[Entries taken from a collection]
◆ ◆ ◆ ◆ ◆

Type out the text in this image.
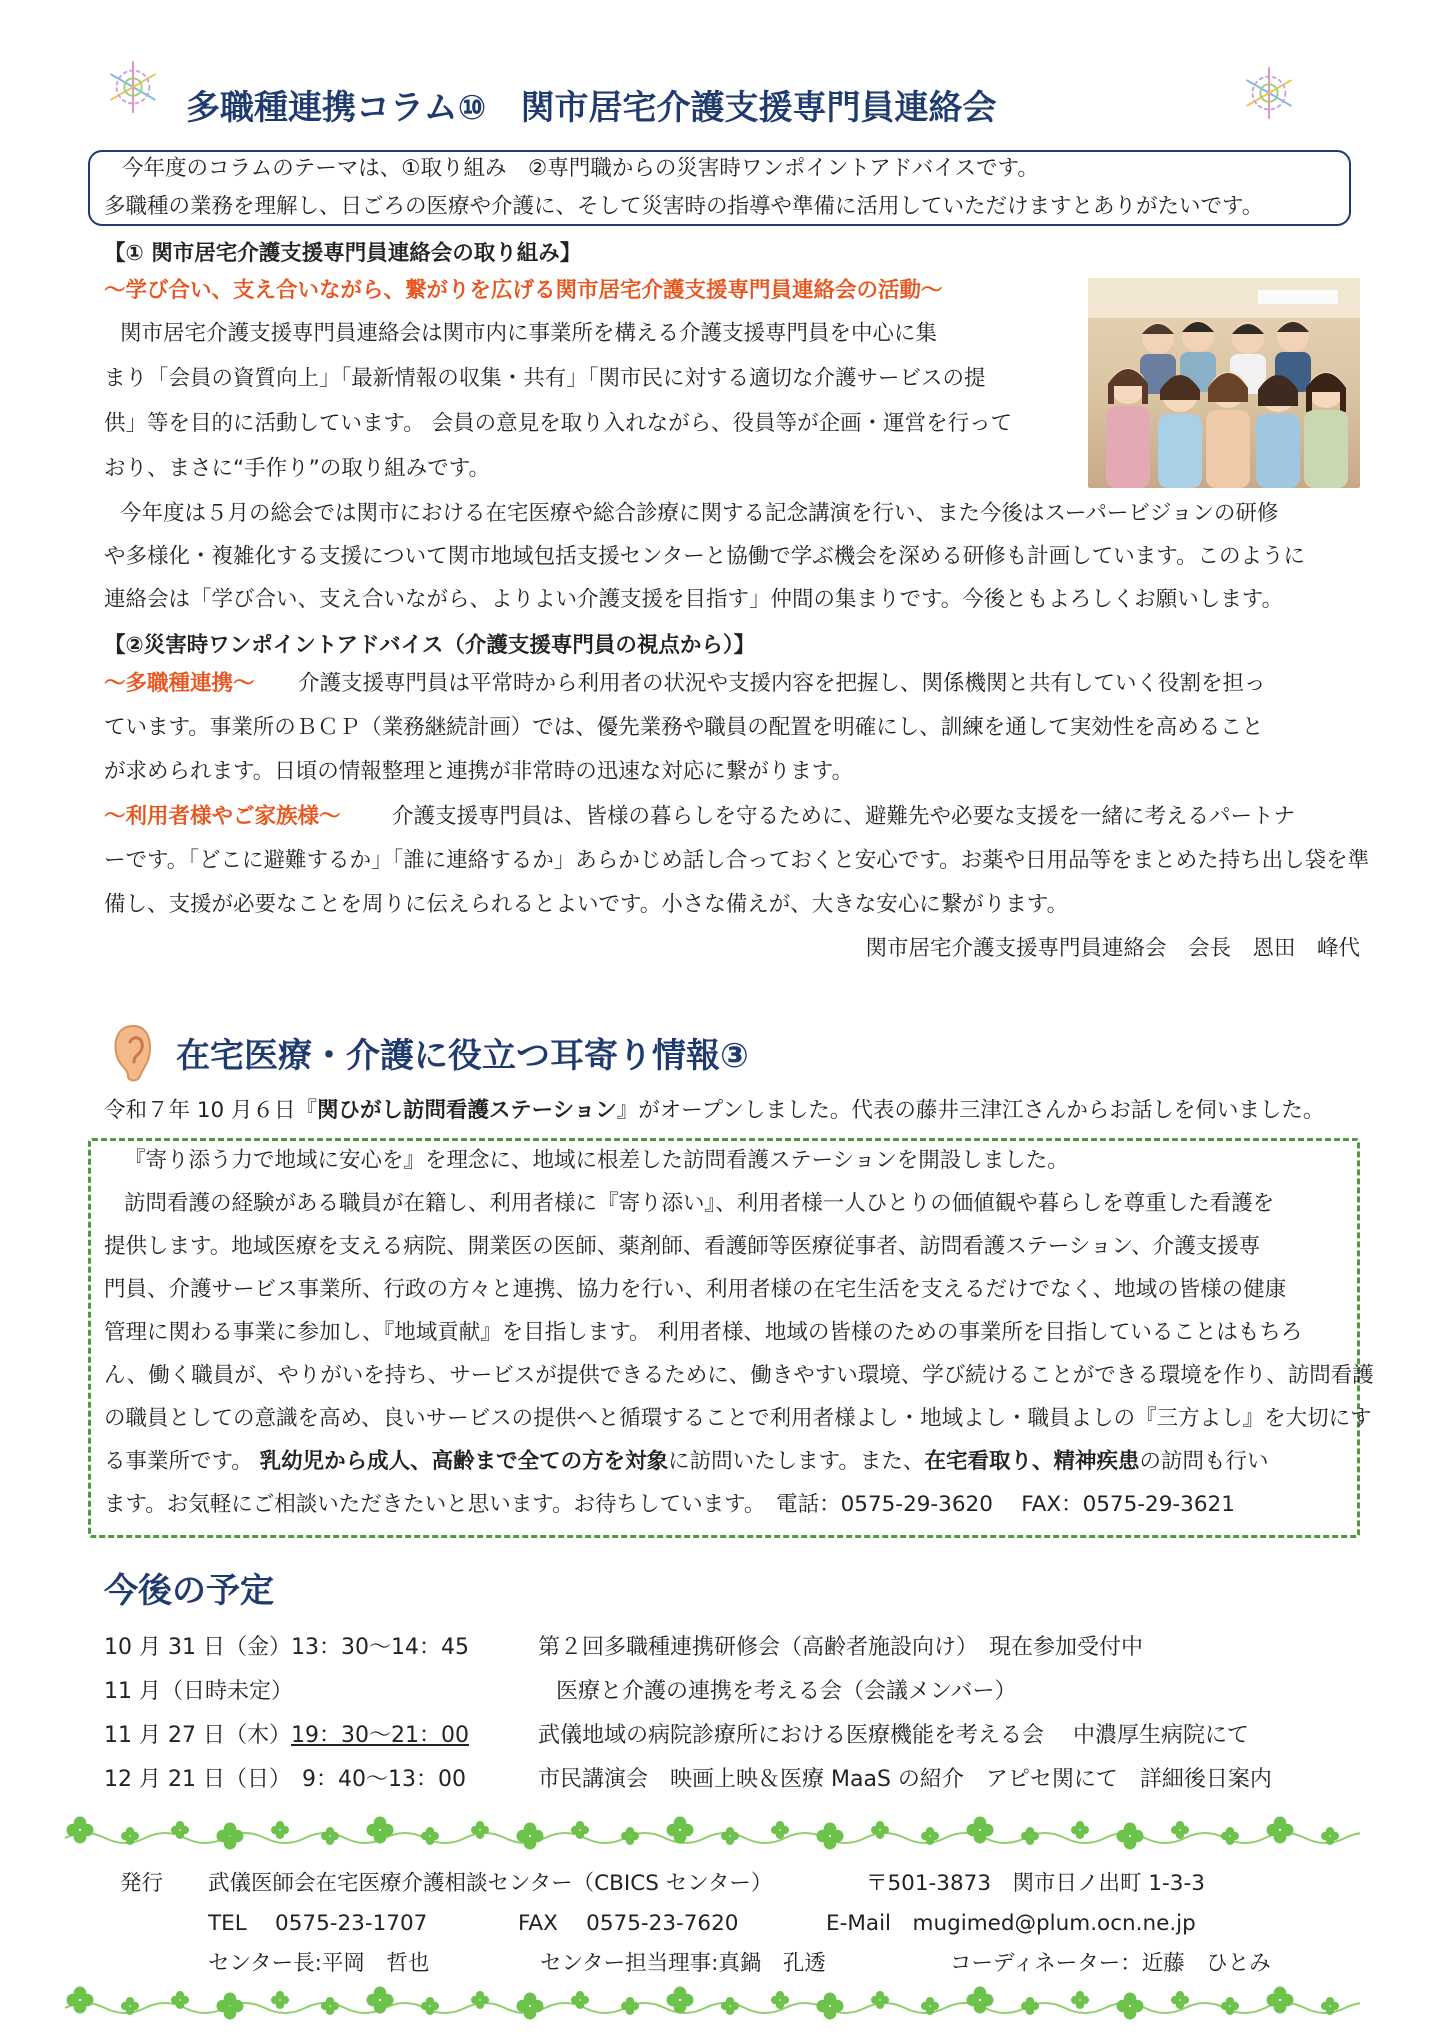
多職種連携コラム⑩　関市居宅介護支援専門員連絡会
今年度のコラムのテーマは、①取り組み　②専門職からの災害時ワンポイントアドバイスです。
多職種の業務を理解し、日ごろの医療や介護に、そして災害時の指導や準備に活用していただけますとありがたいです。
【① 関市居宅介護支援専門員連絡会の取り組み】
～学び合い、支え合いながら、繋がりを広げる関市居宅介護支援専門員連絡会の活動～
関市居宅介護支援専門員連絡会は関市内に事業所を構える介護支援専門員を中心に集
まり「会員の資質向上」「最新情報の収集・共有」「関市民に対する適切な介護サービスの提
供」等を目的に活動しています。 会員の意見を取り入れながら、役員等が企画・運営を行って
おり、まさに“手作り”の取り組みです。
今年度は５月の総会では関市における在宅医療や総合診療に関する記念講演を行い、また今後はスーパービジョンの研修
や多様化・複雑化する支援について関市地域包括支援センターと協働で学ぶ機会を深める研修も計画しています。このように
連絡会は「学び合い、支え合いながら、よりよい介護支援を目指す」仲間の集まりです。今後ともよろしくお願いします。
【②災害時ワンポイントアドバイス（介護支援専門員の視点から）】
～多職種連携～ 介護支援専門員は平常時から利用者の状況や支援内容を把握し、関係機関と共有していく役割を担っ
ています。事業所のＢＣＰ（業務継続計画）では、優先業務や職員の配置を明確にし、訓練を通して実効性を高めること
が求められます。日頃の情報整理と連携が非常時の迅速な対応に繋がります。
～利用者様やご家族様～ 介護支援専門員は、皆様の暮らしを守るために、避難先や必要な支援を一緒に考えるパートナ
ーです。「どこに避難するか」「誰に連絡するか」あらかじめ話し合っておくと安心です。お薬や日用品等をまとめた持ち出し袋を準
備し、支援が必要なことを周りに伝えられるとよいです。小さな備えが、大きな安心に繋がります。
関市居宅介護支援専門員連絡会　会長　恩田　峰代
在宅医療・介護に役立つ耳寄り情報③
令和７年 10 月６日『関ひがし訪問看護ステーション』がオープンしました。代表の藤井三津江さんからお話しを伺いました。
『寄り添う力で地域に安心を』を理念に、地域に根差した訪問看護ステーションを開設しました。
訪問看護の経験がある職員が在籍し、利用者様に『寄り添い』、利用者様一人ひとりの価値観や暮らしを尊重した看護を
提供します。地域医療を支える病院、開業医の医師、薬剤師、看護師等医療従事者、訪問看護ステーション、介護支援専
門員、介護サービス事業所、行政の方々と連携、協力を行い、利用者様の在宅生活を支えるだけでなく、地域の皆様の健康
管理に関わる事業に参加し、『地域貢献』を目指します。 利用者様、地域の皆様のための事業所を目指していることはもちろ
ん、働く職員が、やりがいを持ち、サービスが提供できるために、働きやすい環境、学び続けることができる環境を作り、訪問看護
の職員としての意識を高め、良いサービスの提供へと循環することで利用者様よし・地域よし・職員よしの『三方よし』を大切にす
る事業所です。 乳幼児から成人、高齢まで全ての方を対象に訪問いたします。また、在宅看取り、精神疾患の訪問も行い
ます。お気軽にご相談いただきたいと思います。お待ちしています。　電話：0575-29-3620　 FAX：0575-29-3621
今後の予定
10 月 31 日（金）13：30～14：45	第２回多職種連携研修会（高齢者施設向け）　現在参加受付中
11 月（日時未定）	医療と介護の連携を考える会（会議メンバー）
11 月 27 日（木）19：30～21：00	武儀地域の病院診療所における医療機能を考える会　 中濃厚生病院にて
12 月 21 日（日）　9：40～13：00	市民講演会　映画上映＆医療 MaaS の紹介　アピセ関にて　詳細後日案内
発行 武儀医師会在宅医療介護相談センター（CBICS センター）	〒501-3873　関市日ノ出町 1-3-3
TEL　 0575-23-1707	FAX　 0575-23-7620	E-Mail　mugimed@plum.ocn.ne.jp
センター長:平岡　哲也	センター担当理事:真鍋　孔透	コーディネーター：近藤　ひとみ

◆ ◆ ◆ ◆ ◆

# TASK INSTRUCTIONS:
How many lines in the listing above contain "学び合い"? Answer with the number alone.

# THE SOLUTION:
2